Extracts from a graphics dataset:
========
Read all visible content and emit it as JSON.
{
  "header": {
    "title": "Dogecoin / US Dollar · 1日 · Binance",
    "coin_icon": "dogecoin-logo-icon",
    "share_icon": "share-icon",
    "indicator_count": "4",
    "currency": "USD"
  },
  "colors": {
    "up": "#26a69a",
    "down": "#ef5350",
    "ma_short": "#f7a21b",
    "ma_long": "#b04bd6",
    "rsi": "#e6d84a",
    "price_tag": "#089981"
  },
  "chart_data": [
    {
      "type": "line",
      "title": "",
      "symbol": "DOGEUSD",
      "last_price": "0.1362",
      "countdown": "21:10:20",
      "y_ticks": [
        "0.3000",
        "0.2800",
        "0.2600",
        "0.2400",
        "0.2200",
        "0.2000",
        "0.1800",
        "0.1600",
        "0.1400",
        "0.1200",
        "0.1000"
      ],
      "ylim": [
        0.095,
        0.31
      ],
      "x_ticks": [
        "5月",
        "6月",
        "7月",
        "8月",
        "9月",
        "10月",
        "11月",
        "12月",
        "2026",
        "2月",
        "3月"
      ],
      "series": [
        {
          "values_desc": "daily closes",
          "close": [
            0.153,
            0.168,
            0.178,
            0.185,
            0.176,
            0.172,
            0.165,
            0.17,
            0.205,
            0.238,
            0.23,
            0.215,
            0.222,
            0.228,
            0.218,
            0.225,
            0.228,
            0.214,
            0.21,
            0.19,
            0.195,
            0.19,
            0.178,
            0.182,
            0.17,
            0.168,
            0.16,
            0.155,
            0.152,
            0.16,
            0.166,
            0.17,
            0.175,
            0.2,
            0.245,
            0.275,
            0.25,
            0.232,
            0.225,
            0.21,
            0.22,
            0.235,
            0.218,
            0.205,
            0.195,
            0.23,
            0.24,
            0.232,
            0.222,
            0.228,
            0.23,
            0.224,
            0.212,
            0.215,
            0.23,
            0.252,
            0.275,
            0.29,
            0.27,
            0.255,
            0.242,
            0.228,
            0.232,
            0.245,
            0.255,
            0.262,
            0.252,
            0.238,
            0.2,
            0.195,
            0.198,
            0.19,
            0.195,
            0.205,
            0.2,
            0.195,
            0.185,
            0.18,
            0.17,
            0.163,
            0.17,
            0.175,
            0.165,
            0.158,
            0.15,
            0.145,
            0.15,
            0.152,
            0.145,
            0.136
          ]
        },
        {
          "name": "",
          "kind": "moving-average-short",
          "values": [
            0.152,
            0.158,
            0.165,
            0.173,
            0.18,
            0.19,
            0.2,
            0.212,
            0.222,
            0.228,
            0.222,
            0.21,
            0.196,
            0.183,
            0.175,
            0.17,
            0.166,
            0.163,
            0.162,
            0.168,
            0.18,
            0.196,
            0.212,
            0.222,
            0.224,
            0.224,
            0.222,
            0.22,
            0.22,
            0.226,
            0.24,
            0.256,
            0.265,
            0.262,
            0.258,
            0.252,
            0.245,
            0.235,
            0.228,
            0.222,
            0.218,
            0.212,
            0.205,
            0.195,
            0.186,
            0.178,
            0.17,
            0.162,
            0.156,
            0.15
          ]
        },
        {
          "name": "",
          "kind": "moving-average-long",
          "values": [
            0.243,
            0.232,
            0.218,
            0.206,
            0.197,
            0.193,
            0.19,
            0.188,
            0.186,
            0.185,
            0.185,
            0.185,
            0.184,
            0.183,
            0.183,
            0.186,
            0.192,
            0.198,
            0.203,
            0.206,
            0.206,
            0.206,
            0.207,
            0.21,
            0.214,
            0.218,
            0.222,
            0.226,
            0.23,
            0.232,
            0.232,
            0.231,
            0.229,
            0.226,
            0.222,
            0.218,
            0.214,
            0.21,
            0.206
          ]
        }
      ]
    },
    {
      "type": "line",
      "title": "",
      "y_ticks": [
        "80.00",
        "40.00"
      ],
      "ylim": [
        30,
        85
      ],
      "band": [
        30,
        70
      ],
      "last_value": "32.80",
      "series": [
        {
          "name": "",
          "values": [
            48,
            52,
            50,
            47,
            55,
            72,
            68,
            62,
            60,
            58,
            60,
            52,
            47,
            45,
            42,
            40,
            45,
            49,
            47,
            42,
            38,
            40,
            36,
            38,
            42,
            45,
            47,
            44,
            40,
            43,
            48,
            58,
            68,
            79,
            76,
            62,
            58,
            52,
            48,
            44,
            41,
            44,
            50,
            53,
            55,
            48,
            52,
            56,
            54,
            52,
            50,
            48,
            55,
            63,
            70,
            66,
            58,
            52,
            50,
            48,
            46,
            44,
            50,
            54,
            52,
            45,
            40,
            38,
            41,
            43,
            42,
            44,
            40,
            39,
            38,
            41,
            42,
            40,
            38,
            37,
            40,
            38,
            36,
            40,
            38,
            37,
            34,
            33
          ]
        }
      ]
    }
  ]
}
========
Working from the material above, retype it in its entirety without change.

> [RIGHT ANSWER]:
Read all visible content and emit it as JSON.
{
  "header": {
    "title": "Dogecoin / US Dollar · 1日 · Binance",
    "coin_icon": "dogecoin-logo-icon",
    "share_icon": "share-icon",
    "indicator_count": "4",
    "currency": "USD"
  },
  "colors": {
    "up": "#26a69a",
    "down": "#ef5350",
    "ma_short": "#f7a21b",
    "ma_long": "#b04bd6",
    "rsi": "#e6d84a",
    "price_tag": "#089981"
  },
  "chart_data": [
    {
      "type": "line",
      "title": "",
      "symbol": "DOGEUSD",
      "last_price": "0.1362",
      "countdown": "21:10:20",
      "y_ticks": [
        "0.3000",
        "0.2800",
        "0.2600",
        "0.2400",
        "0.2200",
        "0.2000",
        "0.1800",
        "0.1600",
        "0.1400",
        "0.1200",
        "0.1000"
      ],
      "ylim": [
        0.095,
        0.31
      ],
      "x_ticks": [
        "5月",
        "6月",
        "7月",
        "8月",
        "9月",
        "10月",
        "11月",
        "12月",
        "2026",
        "2月",
        "3月"
      ],
      "series": [
        {
          "values_desc": "daily closes",
          "close": [
            0.153,
            0.168,
            0.178,
            0.185,
            0.176,
            0.172,
            0.165,
            0.17,
            0.205,
            0.238,
            0.23,
            0.215,
            0.222,
            0.228,
            0.218,
            0.225,
            0.228,
            0.214,
            0.21,
            0.19,
            0.195,
            0.19,
            0.178,
            0.182,
            0.17,
            0.168,
            0.16,
            0.155,
            0.152,
            0.16,
            0.166,
            0.17,
            0.175,
            0.2,
            0.245,
            0.275,
            0.25,
            0.232,
            0.225,
            0.21,
            0.22,
            0.235,
            0.218,
            0.205,
            0.195,
            0.23,
            0.24,
            0.232,
            0.222,
            0.228,
            0.23,
            0.224,
            0.212,
            0.215,
            0.23,
            0.252,
            0.275,
            0.29,
            0.27,
            0.255,
            0.242,
            0.228,
            0.232,
            0.245,
            0.255,
            0.262,
            0.252,
            0.238,
            0.2,
            0.195,
            0.198,
            0.19,
            0.195,
            0.205,
            0.2,
            0.195,
            0.185,
            0.18,
            0.17,
            0.163,
            0.17,
            0.175,
            0.165,
            0.158,
            0.15,
            0.145,
            0.15,
            0.152,
            0.145,
            0.136
          ]
        },
        {
          "name": "",
          "kind": "moving-average-short",
          "values": [
            0.152,
            0.158,
            0.165,
            0.173,
            0.18,
            0.19,
            0.2,
            0.212,
            0.222,
            0.228,
            0.222,
            0.21,
            0.196,
            0.183,
            0.175,
            0.17,
            0.166,
            0.163,
            0.162,
            0.168,
            0.18,
            0.196,
            0.212,
            0.222,
            0.224,
            0.224,
            0.222,
            0.22,
            0.22,
            0.226,
            0.24,
            0.256,
            0.265,
            0.262,
            0.258,
            0.252,
            0.245,
            0.235,
            0.228,
            0.222,
            0.218,
            0.212,
            0.205,
            0.195,
            0.186,
            0.178,
            0.17,
            0.162,
            0.156,
            0.15
          ]
        },
        {
          "name": "",
          "kind": "moving-average-long",
          "values": [
            0.243,
            0.232,
            0.218,
            0.206,
            0.197,
            0.193,
            0.19,
            0.188,
            0.186,
            0.185,
            0.185,
            0.185,
            0.184,
            0.183,
            0.183,
            0.186,
            0.192,
            0.198,
            0.203,
            0.206,
            0.206,
            0.206,
            0.207,
            0.21,
            0.214,
            0.218,
            0.222,
            0.226,
            0.23,
            0.232,
            0.232,
            0.231,
            0.229,
            0.226,
            0.222,
            0.218,
            0.214,
            0.21,
            0.206
          ]
        }
      ]
    },
    {
      "type": "line",
      "title": "",
      "y_ticks": [
        "80.00",
        "40.00"
      ],
      "ylim": [
        30,
        85
      ],
      "band": [
        30,
        70
      ],
      "last_value": "32.80",
      "series": [
        {
          "name": "",
          "values": [
            48,
            52,
            50,
            47,
            55,
            72,
            68,
            62,
            60,
            58,
            60,
            52,
            47,
            45,
            42,
            40,
            45,
            49,
            47,
            42,
            38,
            40,
            36,
            38,
            42,
            45,
            47,
            44,
            40,
            43,
            48,
            58,
            68,
            79,
            76,
            62,
            58,
            52,
            48,
            44,
            41,
            44,
            50,
            53,
            55,
            48,
            52,
            56,
            54,
            52,
            50,
            48,
            55,
            63,
            70,
            66,
            58,
            52,
            50,
            48,
            46,
            44,
            50,
            54,
            52,
            45,
            40,
            38,
            41,
            43,
            42,
            44,
            40,
            39,
            38,
            41,
            42,
            40,
            38,
            37,
            40,
            38,
            36,
            40,
            38,
            37,
            34,
            33
          ]
        }
      ]
    }
  ]
}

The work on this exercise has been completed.